- [INSTRUCTIONS]:
1) Reproduce word for word the part of the 2017 Zhuhai Open article starting with "Women's doubles" and going on through "6–12 March 2017.".
2) Decide whether each statement agrees with the 2017 Zhuhai Open article, answering yes or no and quoting the deciding words: (a) The tournament was played on indoor courts. (b) The ITF event offered $60,000 in prize money. (c) The player rankings given for the men's singles seeds date from 27 February 2017.

- Date: 6–12 March
- Edition: 2nd (ATP) 3rd (ITF)
- Category: ATP Challenger Tour ITF Women's Circuit
- Prize money: $50,000+H (ATP) $60,000 (ITF)
- Surface: Hard
- Location: Zhuhai, China
- Venue: Hengqin International Tennis Center

Champions

Men's singles
- Evgeny Donskoy

Women's singles
- Denisa Allertová

Men's doubles
- Gong Maoxin / Zhang Ze

Women's doubles
- Lesley Kerkhove / Lidziya Marozava
| Zhuhai Open |

= 2017 Zhuhai Open =

The 2017 Zhuhai Open was a professional tennis tournament played on outdoor hard courts. It was the second (ATP) and third (ITF) editions of the tournament and was part of the 2017 ATP Challenger Tour and the 2017 ITF Women's Circuit, offering $50,000+H (ATP) and $60,000 (ITF) in prize money. It took place at the Hengqin International Tennis Center in Zhuhai, China, from 6–12 March 2017.

==Men's singles main draw entrants==

===Seeds===

| Country | Player | Rank^{1} | Seed |
|---|---|---|---|
| RUS | Evgeny Donskoy | 116 | 1 |
| JPN | Yūichi Sugita | 134 | 2 |
| KOR | Lee Duck-hee | 135 | 3 |
| ITA | Luca Vanni | 138 | 4 |
| SLO | Blaž Kavčič | 149 | 5 |
| GER | Maximilian Marterer | 151 | 6 |
| ITA | Thomas Fabbiano | 158 | 7 |
| BLR | Uladzimir Ignatik | 160 | 8 |

- ^{1} Rankings as of 27 February 2017.

- [INFORMATION PROVIDED]:

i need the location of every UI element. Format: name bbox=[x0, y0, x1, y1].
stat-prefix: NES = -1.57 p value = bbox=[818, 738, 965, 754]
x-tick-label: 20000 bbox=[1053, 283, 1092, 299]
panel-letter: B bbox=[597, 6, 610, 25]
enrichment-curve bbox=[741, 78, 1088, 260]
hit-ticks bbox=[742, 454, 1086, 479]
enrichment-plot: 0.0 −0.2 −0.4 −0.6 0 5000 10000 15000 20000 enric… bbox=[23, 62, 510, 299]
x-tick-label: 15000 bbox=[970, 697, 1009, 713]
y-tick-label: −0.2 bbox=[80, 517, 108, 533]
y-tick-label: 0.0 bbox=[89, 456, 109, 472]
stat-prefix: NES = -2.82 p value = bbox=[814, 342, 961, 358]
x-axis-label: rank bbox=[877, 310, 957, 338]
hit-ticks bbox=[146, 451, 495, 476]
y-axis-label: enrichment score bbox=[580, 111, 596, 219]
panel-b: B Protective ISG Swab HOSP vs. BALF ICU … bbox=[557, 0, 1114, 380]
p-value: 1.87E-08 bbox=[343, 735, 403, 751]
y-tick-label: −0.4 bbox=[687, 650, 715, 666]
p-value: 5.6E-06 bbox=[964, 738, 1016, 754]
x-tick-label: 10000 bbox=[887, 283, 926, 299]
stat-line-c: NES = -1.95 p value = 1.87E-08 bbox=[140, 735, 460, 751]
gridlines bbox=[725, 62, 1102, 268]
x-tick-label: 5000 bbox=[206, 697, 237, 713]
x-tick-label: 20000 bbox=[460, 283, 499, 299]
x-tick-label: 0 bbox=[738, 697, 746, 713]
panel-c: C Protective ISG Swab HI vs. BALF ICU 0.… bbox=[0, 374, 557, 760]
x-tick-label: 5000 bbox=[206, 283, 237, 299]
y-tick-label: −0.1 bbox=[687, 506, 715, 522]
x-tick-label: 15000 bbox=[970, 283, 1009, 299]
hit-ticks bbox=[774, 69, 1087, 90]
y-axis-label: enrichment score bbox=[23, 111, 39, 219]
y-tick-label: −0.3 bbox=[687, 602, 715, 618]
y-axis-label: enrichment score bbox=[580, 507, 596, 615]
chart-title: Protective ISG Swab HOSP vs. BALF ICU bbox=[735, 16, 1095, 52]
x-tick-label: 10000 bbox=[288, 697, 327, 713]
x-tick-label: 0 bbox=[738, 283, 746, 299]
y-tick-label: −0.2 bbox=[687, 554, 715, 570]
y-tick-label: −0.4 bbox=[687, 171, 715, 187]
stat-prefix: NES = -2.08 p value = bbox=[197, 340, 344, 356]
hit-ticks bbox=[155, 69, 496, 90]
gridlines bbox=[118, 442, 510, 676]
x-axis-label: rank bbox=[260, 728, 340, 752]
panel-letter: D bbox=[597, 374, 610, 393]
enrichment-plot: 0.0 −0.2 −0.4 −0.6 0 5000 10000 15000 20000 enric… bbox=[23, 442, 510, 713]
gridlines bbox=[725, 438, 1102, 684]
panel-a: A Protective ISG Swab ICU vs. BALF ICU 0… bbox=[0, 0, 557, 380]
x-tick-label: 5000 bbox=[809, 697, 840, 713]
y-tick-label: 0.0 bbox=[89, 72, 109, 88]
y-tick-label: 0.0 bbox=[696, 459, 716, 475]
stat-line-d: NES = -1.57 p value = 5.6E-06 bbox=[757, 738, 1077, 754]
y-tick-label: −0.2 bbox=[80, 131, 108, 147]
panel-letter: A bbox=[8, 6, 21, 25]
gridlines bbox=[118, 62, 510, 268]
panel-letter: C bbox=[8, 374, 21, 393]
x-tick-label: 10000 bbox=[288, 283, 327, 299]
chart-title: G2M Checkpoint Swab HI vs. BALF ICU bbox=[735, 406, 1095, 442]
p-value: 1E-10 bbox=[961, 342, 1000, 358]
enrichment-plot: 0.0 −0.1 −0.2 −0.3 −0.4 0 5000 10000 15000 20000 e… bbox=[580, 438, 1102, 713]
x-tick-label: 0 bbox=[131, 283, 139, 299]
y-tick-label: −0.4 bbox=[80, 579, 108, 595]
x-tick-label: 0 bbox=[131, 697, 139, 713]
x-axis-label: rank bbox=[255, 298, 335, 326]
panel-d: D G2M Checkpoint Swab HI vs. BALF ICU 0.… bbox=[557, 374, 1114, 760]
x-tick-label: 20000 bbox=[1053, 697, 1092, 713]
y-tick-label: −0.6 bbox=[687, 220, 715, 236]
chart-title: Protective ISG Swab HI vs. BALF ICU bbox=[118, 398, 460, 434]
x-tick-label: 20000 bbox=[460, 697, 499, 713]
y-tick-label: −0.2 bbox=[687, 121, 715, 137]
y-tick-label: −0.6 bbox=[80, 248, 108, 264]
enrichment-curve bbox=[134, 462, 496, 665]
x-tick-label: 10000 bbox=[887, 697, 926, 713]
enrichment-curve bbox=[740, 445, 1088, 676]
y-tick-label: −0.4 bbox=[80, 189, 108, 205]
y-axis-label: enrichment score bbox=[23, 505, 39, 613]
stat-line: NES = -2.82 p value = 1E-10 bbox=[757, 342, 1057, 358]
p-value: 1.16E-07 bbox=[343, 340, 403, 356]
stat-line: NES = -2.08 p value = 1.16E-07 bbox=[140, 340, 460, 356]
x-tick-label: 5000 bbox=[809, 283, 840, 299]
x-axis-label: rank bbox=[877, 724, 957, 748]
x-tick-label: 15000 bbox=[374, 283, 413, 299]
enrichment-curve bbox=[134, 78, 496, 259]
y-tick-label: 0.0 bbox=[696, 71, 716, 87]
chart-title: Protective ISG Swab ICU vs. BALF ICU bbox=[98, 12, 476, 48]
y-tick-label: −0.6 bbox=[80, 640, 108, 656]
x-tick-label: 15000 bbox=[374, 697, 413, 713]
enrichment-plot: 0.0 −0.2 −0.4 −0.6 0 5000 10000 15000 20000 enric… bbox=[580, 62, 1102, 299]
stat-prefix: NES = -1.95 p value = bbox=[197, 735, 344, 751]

- [ANSWER LIST]:
1)
Women's doubles
- Lesley Kerkhove / Lidziya Marozava
| Zhuhai Open |

= 2017 Zhuhai Open =

The 2017 Zhuhai Open was a professional tennis tournament played on outdoor hard courts. It was the second (ATP) and third (ITF) editions of the tournament and was part of the 2017 ATP Challenger Tour and the 2017 ITF Women's Circuit, offering $50,000+H (ATP) and $60,000 (ITF) in prize money. It took place at the Hengqin International Tennis Center in Zhuhai, China, from 6–12 March 2017.

2)
(a) No: "played on outdoor hard courts"
(b) Yes: "$60,000 (ITF) in prize money"
(c) Yes: "Rankings as of 27 February 2017."